>> BEGIN

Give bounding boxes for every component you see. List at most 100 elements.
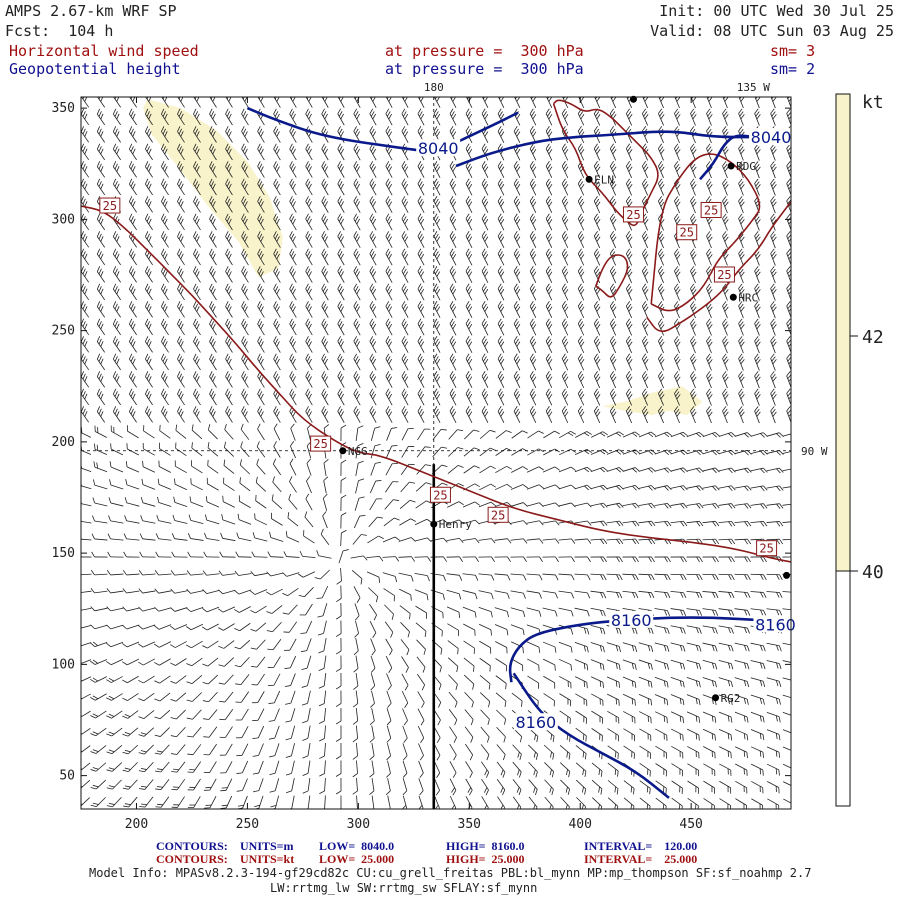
wind-barb xyxy=(283,621,298,633)
wind-barb xyxy=(225,406,233,423)
wind-barb xyxy=(170,641,187,648)
wind-barb xyxy=(145,388,153,406)
wind-barb xyxy=(336,567,342,585)
wind-barb xyxy=(321,318,329,336)
wind-barb xyxy=(417,371,425,388)
wind-barb xyxy=(481,301,489,318)
wind-barb xyxy=(690,283,697,301)
wind-barb xyxy=(654,467,672,473)
wind-barb xyxy=(143,425,155,439)
wind-barb xyxy=(561,108,569,126)
wind-barb xyxy=(129,283,137,301)
wind-barb xyxy=(401,143,409,161)
wind-barb xyxy=(300,638,312,653)
wind-barb xyxy=(140,496,156,507)
wind-barb xyxy=(734,729,749,741)
height-contour xyxy=(246,106,519,153)
wind-barb xyxy=(703,780,715,794)
wind-barb xyxy=(301,655,312,671)
wind-barb xyxy=(750,694,765,705)
wind-barb xyxy=(558,502,576,508)
wind-barb xyxy=(686,694,701,706)
wind-barb xyxy=(609,371,617,389)
wind-barb xyxy=(783,798,791,806)
station-marker: ELN xyxy=(585,173,614,186)
x-tick-label: 350 xyxy=(458,817,481,832)
wind-barb xyxy=(177,161,185,178)
wind-barb xyxy=(202,589,220,594)
wind-barb xyxy=(138,675,155,684)
wind-barb xyxy=(606,520,624,527)
wind-barb xyxy=(81,388,90,406)
wind-barb xyxy=(718,694,733,705)
wind-barb xyxy=(81,97,90,108)
wind-barb xyxy=(122,762,138,772)
wind-barb xyxy=(513,213,521,231)
wind-barb xyxy=(321,143,329,161)
wind-barb xyxy=(267,639,282,651)
wind-barb xyxy=(670,642,686,652)
wind-barb xyxy=(590,624,606,635)
wind-barb xyxy=(353,388,361,406)
wind-barb xyxy=(352,777,358,795)
wind-barb xyxy=(252,532,268,542)
wind-barb xyxy=(545,231,553,249)
wind-barb xyxy=(463,674,475,690)
wind-barb xyxy=(305,493,313,511)
wind-barb xyxy=(385,97,393,108)
wind-barb xyxy=(129,388,137,406)
wind-barb xyxy=(754,231,761,249)
wind-barb xyxy=(321,213,329,231)
wind-barb xyxy=(353,283,361,301)
wind-barb xyxy=(542,484,560,490)
wind-barb xyxy=(321,336,329,353)
wind-barb xyxy=(241,283,249,301)
wind-barb xyxy=(706,406,713,424)
wind-barb xyxy=(386,725,392,743)
wind-contour-label: 25 xyxy=(700,201,722,218)
wind-barb xyxy=(782,467,791,472)
wind-barb xyxy=(625,388,633,406)
wind-barb xyxy=(234,639,251,650)
wind-barb xyxy=(385,196,393,213)
wind-barb xyxy=(90,624,108,630)
wind-barb xyxy=(638,590,655,599)
wind-barb xyxy=(674,126,681,144)
wind-barb xyxy=(96,301,106,318)
wind-barb xyxy=(386,427,398,441)
wind-barb xyxy=(718,573,735,581)
wind-barb xyxy=(353,336,361,353)
wind-barb xyxy=(481,266,489,283)
wind-barb xyxy=(129,248,137,266)
wind-barb xyxy=(654,502,672,509)
wind-barb xyxy=(268,708,280,722)
wind-barb xyxy=(273,283,281,301)
wind-barb xyxy=(90,710,107,719)
wind-barb xyxy=(690,388,697,406)
wind-barb xyxy=(430,573,447,582)
wind-barb xyxy=(224,423,234,440)
wind-barb xyxy=(690,301,697,319)
wind-barb xyxy=(577,301,585,319)
wind-barb xyxy=(238,495,251,509)
wind-barb xyxy=(289,108,297,126)
wind-barb xyxy=(145,231,153,248)
wind-barb xyxy=(529,178,537,196)
wind-barb xyxy=(289,301,297,318)
wind-barb xyxy=(734,608,751,616)
wind-barb xyxy=(353,406,361,423)
wind-barb xyxy=(623,728,635,742)
wind-barb xyxy=(225,353,233,371)
wind-barb xyxy=(189,496,204,508)
wind-barb xyxy=(252,760,264,775)
wind-barb xyxy=(674,353,681,371)
wind-barb xyxy=(112,336,122,353)
wind-barb xyxy=(642,336,649,354)
wind-barb xyxy=(220,778,233,792)
wind-barb xyxy=(337,108,345,126)
wind-barb xyxy=(529,371,537,389)
wind-barb xyxy=(590,676,604,689)
wind-barb xyxy=(734,660,750,670)
wind-barb xyxy=(447,623,460,637)
wind-barb xyxy=(658,97,665,109)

>> END

▶ **Set task**
Pull out each line of the material above that contains the string "contour".

▶ **Exercise result**
height-contour xyxy=(246,106,519,153)
wind-contour-label: 25 xyxy=(700,201,722,218)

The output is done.